**What you need to do**
Look through the data below. Show each line where the string "JSON" occurs.

————

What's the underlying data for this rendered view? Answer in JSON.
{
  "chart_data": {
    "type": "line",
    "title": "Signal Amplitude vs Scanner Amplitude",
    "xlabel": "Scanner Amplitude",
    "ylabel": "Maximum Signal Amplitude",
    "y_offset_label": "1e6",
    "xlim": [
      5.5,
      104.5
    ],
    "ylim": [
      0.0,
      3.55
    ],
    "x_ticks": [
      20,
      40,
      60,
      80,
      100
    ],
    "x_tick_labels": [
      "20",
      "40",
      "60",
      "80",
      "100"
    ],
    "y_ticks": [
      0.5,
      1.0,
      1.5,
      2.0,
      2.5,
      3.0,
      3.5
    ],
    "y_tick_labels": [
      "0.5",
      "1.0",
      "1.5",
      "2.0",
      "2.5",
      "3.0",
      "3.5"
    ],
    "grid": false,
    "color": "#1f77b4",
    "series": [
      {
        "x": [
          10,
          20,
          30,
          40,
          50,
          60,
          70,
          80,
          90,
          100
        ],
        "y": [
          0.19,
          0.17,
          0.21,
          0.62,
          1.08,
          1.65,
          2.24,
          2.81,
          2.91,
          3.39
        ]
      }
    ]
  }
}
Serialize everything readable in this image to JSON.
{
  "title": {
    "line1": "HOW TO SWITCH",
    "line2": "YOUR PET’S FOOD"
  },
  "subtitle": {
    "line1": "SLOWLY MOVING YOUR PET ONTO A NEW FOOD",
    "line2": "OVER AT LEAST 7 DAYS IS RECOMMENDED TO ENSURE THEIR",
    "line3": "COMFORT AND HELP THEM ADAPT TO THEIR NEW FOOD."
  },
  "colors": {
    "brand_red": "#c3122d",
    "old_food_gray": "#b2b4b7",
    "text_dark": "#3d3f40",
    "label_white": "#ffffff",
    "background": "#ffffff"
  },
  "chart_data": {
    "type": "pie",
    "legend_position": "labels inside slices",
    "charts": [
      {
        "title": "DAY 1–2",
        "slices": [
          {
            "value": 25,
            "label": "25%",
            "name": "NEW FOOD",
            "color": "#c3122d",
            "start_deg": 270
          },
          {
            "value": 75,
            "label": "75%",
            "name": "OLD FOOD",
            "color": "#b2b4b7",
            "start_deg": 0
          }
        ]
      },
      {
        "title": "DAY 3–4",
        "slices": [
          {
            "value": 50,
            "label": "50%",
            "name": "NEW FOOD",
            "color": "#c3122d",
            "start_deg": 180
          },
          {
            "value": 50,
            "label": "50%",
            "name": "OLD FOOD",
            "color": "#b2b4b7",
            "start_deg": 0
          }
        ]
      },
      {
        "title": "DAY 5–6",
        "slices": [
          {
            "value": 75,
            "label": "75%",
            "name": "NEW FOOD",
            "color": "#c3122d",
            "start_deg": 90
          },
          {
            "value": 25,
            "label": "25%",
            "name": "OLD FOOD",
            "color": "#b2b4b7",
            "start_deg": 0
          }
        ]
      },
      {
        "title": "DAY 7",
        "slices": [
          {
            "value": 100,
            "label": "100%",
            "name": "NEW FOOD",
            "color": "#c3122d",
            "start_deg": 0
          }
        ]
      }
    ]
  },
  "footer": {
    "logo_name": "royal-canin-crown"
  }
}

————

**Worked solution**
What's the underlying data for this rendered view? Answer in JSON.
Serialize everything readable in this image to JSON.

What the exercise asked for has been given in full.